▶ [The request]: Return the records that follow unaltered. Omit every picture.

▶ [Records to use]:

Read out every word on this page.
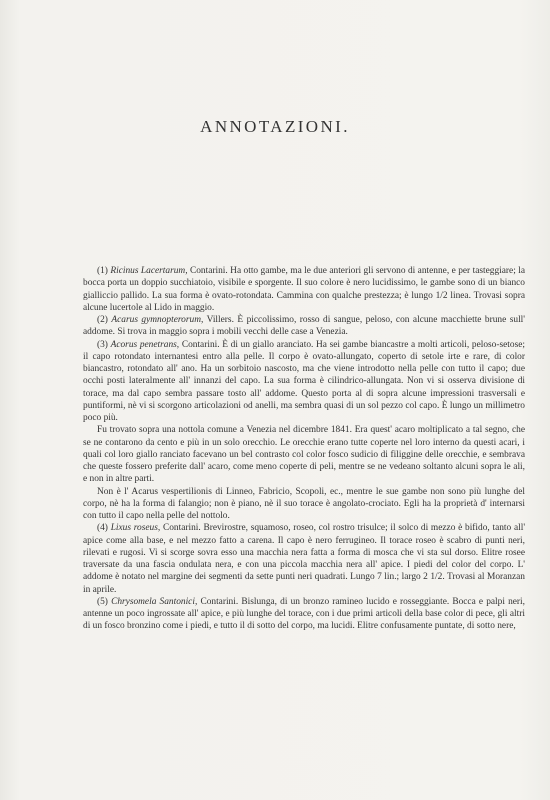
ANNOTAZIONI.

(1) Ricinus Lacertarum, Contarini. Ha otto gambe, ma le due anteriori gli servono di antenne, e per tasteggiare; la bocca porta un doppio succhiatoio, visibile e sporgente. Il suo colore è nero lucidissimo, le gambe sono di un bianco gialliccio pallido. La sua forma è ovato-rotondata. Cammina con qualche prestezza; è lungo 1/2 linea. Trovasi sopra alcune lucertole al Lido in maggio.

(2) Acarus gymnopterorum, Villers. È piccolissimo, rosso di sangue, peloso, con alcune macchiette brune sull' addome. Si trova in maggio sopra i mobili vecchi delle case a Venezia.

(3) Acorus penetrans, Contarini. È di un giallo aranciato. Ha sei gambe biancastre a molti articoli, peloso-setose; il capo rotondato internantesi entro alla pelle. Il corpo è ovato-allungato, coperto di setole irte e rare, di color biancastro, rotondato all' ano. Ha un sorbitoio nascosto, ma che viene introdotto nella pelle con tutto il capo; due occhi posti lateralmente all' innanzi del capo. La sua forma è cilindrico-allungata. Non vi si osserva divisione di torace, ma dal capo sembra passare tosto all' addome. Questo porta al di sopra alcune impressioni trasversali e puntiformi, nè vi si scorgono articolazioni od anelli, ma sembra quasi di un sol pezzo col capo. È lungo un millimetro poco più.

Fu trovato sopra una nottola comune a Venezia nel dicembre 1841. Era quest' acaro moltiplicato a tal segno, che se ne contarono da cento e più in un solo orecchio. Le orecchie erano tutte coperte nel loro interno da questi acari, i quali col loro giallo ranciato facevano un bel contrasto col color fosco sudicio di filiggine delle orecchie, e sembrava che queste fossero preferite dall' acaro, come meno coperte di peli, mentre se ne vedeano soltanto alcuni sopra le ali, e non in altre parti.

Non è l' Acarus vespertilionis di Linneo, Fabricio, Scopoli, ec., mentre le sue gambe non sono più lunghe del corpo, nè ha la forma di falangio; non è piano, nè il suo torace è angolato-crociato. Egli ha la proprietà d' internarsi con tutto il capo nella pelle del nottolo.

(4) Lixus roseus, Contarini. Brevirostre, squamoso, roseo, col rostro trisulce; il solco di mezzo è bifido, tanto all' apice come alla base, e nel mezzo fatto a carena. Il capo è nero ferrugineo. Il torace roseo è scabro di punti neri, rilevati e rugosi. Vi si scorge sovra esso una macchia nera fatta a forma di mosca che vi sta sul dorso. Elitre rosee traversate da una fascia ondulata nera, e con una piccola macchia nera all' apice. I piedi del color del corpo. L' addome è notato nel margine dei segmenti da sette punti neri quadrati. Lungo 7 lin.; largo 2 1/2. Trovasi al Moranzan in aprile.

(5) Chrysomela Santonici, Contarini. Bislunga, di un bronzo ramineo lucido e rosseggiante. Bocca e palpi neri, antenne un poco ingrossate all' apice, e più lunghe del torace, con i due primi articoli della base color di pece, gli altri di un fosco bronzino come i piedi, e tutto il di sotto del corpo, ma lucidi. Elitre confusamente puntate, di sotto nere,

▶ [Result for this task]:
Read out every word on this page.
ANNOTAZIONI.

(1) Ricinus Lacertarum, Contarini. Ha otto gambe, ma le due anteriori gli servono di antenne, e per tasteggiare; la bocca porta un doppio succhiatoio, visibile e sporgente. Il suo colore è nero lucidissimo, le gambe sono di un bianco gialliccio pallido. La sua forma è ovato-rotondata. Cammina con qualche prestezza; è lungo 1/2 linea. Trovasi sopra alcune lucertole al Lido in maggio.

(2) Acarus gymnopterorum, Villers. È piccolissimo, rosso di sangue, peloso, con alcune macchiette brune sull' addome. Si trova in maggio sopra i mobili vecchi delle case a Venezia.

(3) Acorus penetrans, Contarini. È di un giallo aranciato. Ha sei gambe biancastre a molti articoli, peloso-setose; il capo rotondato internantesi entro alla pelle. Il corpo è ovato-allungato, coperto di setole irte e rare, di color biancastro, rotondato all' ano. Ha un sorbitoio nascosto, ma che viene introdotto nella pelle con tutto il capo; due occhi posti lateralmente all' innanzi del capo. La sua forma è cilindrico-allungata. Non vi si osserva divisione di torace, ma dal capo sembra passare tosto all' addome. Questo porta al di sopra alcune impressioni trasversali e puntiformi, nè vi si scorgono articolazioni od anelli, ma sembra quasi di un sol pezzo col capo. È lungo un millimetro poco più.

Fu trovato sopra una nottola comune a Venezia nel dicembre 1841. Era quest' acaro moltiplicato a tal segno, che se ne contarono da cento e più in un solo orecchio. Le orecchie erano tutte coperte nel loro interno da questi acari, i quali col loro giallo ranciato facevano un bel contrasto col color fosco sudicio di filiggine delle orecchie, e sembrava che queste fossero preferite dall' acaro, come meno coperte di peli, mentre se ne vedeano soltanto alcuni sopra le ali, e non in altre parti.

Non è l' Acarus vespertilionis di Linneo, Fabricio, Scopoli, ec., mentre le sue gambe non sono più lunghe del corpo, nè ha la forma di falangio; non è piano, nè il suo torace è angolato-crociato. Egli ha la proprietà d' internarsi con tutto il capo nella pelle del nottolo.

(4) Lixus roseus, Contarini. Brevirostre, squamoso, roseo, col rostro trisulce; il solco di mezzo è bifido, tanto all' apice come alla base, e nel mezzo fatto a carena. Il capo è nero ferrugineo. Il torace roseo è scabro di punti neri, rilevati e rugosi. Vi si scorge sovra esso una macchia nera fatta a forma di mosca che vi sta sul dorso. Elitre rosee traversate da una fascia ondulata nera, e con una piccola macchia nera all' apice. I piedi del color del corpo. L' addome è notato nel margine dei segmenti da sette punti neri quadrati. Lungo 7 lin.; largo 2 1/2. Trovasi al Moranzan in aprile.

(5) Chrysomela Santonici, Contarini. Bislunga, di un bronzo ramineo lucido e rosseggiante. Bocca e palpi neri, antenne un poco ingrossate all' apice, e più lunghe del torace, con i due primi articoli della base color di pece, gli altri di un fosco bronzino come i piedi, e tutto il di sotto del corpo, ma lucidi. Elitre confusamente puntate, di sotto nere,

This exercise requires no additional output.